_EXTRAIT DU DOCUMENT:_

..........

Dans la palette qui se veut complète des marques moyen de gamme du Swatch Group, Certina remplit la case sportive. Une grande majorité de chronos, aptes à toutes les disciplines, des prix très mesurés et, comme le veut l’époque, une ligne vintage placée sous le signe d’Heritage. Propos d’Adrian Bosshard, président de Certina.

Adrian Bosshard, CEO

  • Générer des volumes est crucial

«Dans le Swatch Group, jamais les produits d’entrée ou de moyen de gamme ne sont délaissés car nous sommes conscients qu’une grande majorité de la population autour du globe achète des montres qui se trouvent dans un segment de prix inférieur à 1’000.- CHF. Une marque comme Certina prouve qu’il est possible d’offrir également dans ce segment de grandes innovations ainsi que les compétences horlogères suisses. Ces compétences permettent de générer des volumes qui sont cruciaux tant du point de vue de la production industrielle que de la fréquence aux points de vente.»

  • Nous ne changeons pas de stratégie à chaque sursaut de l’économie

«La finition du produit, le contrôle qualité, la communication, la distribution et le service à la clientèle se doivent d’être impeccables et les marques qui maintiennent toutes ces compétences à un niveau qui touche à l’excellence arrivent à gagner le cœur du client. Et notre stratégie ne change pas à chaque sursaut de l’économie: autant le groupe que notre marque travaillons toujours sur le long terme.»

  • L’horlogerie est une branche cyclique

«Depuis que j’ai commencé il y a 20 ans les exportations horlogères ont plus que doublé. C’est pourquoi, à mon sens, il est démesuré de parler de crise. La distribution est le pendant de la production: il faut garder les pieds sur terre quand l’économie s’enflamme et quand ça devient plus difficile, il faut rester courageux en sachant que l’économie va rebondir tantôt. C’est la raison pour laquelle Certina peut faire de bonnes performances aussi bien lorsque l’économie est à la hausse que lorsque les indicateurs sont à la baisse.»

..........

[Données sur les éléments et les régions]

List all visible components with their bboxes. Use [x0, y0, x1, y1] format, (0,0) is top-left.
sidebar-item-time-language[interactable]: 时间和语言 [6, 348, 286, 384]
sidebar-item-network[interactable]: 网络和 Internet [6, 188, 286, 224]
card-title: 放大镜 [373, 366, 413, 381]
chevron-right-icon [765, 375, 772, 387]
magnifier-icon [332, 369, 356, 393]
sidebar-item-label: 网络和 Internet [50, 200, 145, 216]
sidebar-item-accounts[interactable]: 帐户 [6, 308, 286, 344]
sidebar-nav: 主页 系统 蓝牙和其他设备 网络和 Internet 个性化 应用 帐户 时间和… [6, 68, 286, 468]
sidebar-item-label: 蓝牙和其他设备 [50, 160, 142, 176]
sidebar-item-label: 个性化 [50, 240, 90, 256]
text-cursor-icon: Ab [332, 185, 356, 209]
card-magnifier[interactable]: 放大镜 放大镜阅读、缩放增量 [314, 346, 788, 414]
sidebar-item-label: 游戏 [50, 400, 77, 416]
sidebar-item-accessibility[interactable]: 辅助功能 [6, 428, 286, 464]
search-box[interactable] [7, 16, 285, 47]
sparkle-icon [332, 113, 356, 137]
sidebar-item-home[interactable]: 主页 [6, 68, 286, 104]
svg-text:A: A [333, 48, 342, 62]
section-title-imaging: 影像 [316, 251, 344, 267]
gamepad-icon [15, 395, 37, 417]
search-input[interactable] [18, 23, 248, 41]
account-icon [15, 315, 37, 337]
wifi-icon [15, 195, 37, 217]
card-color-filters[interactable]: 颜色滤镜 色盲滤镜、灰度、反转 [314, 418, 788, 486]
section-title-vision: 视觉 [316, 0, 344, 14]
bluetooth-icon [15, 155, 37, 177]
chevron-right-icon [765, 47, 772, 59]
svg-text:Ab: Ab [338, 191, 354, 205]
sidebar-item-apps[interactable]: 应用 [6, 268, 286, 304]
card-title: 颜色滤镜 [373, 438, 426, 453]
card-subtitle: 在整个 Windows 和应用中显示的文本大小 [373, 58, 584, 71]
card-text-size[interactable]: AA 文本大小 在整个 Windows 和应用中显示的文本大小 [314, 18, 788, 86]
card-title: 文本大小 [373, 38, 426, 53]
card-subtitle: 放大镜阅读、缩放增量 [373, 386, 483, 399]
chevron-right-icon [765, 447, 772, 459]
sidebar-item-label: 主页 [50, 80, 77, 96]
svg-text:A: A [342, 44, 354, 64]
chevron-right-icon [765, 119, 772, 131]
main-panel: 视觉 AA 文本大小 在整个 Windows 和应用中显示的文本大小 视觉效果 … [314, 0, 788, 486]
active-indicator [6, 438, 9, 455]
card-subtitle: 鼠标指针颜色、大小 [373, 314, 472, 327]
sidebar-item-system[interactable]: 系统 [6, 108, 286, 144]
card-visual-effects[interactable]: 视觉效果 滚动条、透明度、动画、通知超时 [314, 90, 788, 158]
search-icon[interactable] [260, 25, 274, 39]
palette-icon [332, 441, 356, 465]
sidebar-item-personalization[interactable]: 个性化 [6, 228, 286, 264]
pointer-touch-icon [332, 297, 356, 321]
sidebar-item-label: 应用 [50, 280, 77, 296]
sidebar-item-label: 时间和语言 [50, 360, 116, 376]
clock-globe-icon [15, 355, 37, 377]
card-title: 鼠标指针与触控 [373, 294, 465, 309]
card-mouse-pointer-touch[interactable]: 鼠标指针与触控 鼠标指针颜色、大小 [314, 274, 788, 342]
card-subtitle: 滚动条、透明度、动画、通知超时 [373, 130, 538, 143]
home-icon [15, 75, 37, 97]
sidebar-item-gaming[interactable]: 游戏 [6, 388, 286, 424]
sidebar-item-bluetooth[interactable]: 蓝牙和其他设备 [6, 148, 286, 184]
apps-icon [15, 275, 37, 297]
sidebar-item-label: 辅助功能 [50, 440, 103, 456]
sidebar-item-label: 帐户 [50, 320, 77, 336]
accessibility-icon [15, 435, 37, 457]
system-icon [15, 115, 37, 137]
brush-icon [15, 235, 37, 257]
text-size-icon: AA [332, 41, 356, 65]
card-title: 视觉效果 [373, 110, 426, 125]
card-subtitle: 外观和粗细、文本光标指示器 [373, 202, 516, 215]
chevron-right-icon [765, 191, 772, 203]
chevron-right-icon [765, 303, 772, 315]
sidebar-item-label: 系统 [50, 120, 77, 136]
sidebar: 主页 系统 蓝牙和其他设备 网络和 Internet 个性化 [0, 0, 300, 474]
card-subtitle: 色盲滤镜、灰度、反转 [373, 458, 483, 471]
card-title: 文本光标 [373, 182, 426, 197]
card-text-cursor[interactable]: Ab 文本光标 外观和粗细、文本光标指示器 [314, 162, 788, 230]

..........

_TÂCHE DEMANDÉE:_ Reproduisez mot pour mot le passage de l'extrait sur Certina qui commence par « Dans la palette » et se termine par « président de Certina. ».

_RÉPONSE COMPLÈTE:_
Dans la palette qui se veut complète des marques moyen de gamme du Swatch Group, Certina remplit la case sportive. Une grande majorité de chronos, aptes à toutes les disciplines, des prix très mesurés et, comme le veut l’époque, une ligne vintage placée sous le signe d’Heritage. Propos d’Adrian Bosshard, président de Certina.